## EXERCISE DESCRIPTION:
Copy every line that contains the string "related" from the entries below.

## SOURCE MATERIAL:
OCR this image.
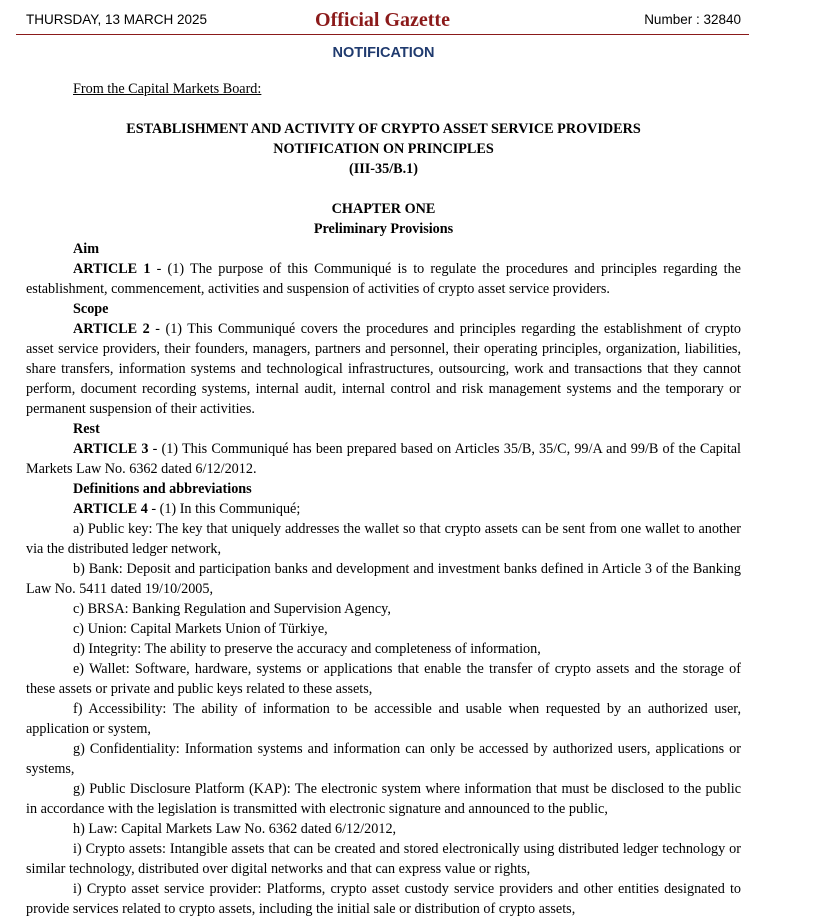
THURSDAY, 13 MARCH 2025	Official Gazette	Number : 32840
NOTIFICATION

From the Capital Markets Board:

ESTABLISHMENT AND ACTIVITY OF CRYPTO ASSET SERVICE PROVIDERS

NOTIFICATION ON PRINCIPLES

(III-35/B.1)

CHAPTER ONE

Preliminary Provisions

Aim

ARTICLE 1 - (1) The purpose of this Communiqué is to regulate the procedures and principles regarding the establishment, commencement, activities and suspension of activities of crypto asset service providers.

Scope

ARTICLE 2 - (1) This Communiqué covers the procedures and principles regarding the establishment of crypto asset service providers, their founders, managers, partners and personnel, their operating principles, organization, liabilities, share transfers, information systems and technological infrastructures, outsourcing, work and transactions that they cannot perform, document recording systems, internal audit, internal control and risk management systems and the temporary or permanent suspension of their activities.

Rest

ARTICLE 3 - (1) This Communiqué has been prepared based on Articles 35/B, 35/C, 99/A and 99/B of the Capital Markets Law No. 6362 dated 6/12/2012.

Definitions and abbreviations

ARTICLE 4 - (1) In this Communiqué;

a) Public key: The key that uniquely addresses the wallet so that crypto assets can be sent from one wallet to another via the distributed ledger network,

b) Bank: Deposit and participation banks and development and investment banks defined in Article 3 of the Banking Law No. 5411 dated 19/10/2005,

c) BRSA: Banking Regulation and Supervision Agency,

c) Union: Capital Markets Union of Türkiye,

d) Integrity: The ability to preserve the accuracy and completeness of information,

e) Wallet: Software, hardware, systems or applications that enable the transfer of crypto assets and the storage of these assets or private and public keys related to these assets,

f) Accessibility: The ability of information to be accessible and usable when requested by an authorized user, application or system,

g) Confidentiality: Information systems and information can only be accessed by authorized users, applications or systems,

g) Public Disclosure Platform (KAP): The electronic system where information that must be disclosed to the public in accordance with the legislation is transmitted with electronic signature and announced to the public,

h) Law: Capital Markets Law No. 6362 dated 6/12/2012,

i) Crypto assets: Intangible assets that can be created and stored electronically using distributed ledger technology or similar technology, distributed over digital networks and that can express value or rights,

i) Crypto asset service provider: Platforms, crypto asset custody service providers and other entities designated to provide services related to crypto assets, including the initial sale or distribution of crypto assets,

## SOLUTION TO THE EXERCISE:
e) Wallet: Software, hardware, systems or applications that enable the transfer of crypto assets and the storage of these assets or private and public keys related to these assets,
i) Crypto asset service provider: Platforms, crypto asset custody service providers and other entities designated to provide services related to crypto assets, including the initial sale or distribution of crypto assets,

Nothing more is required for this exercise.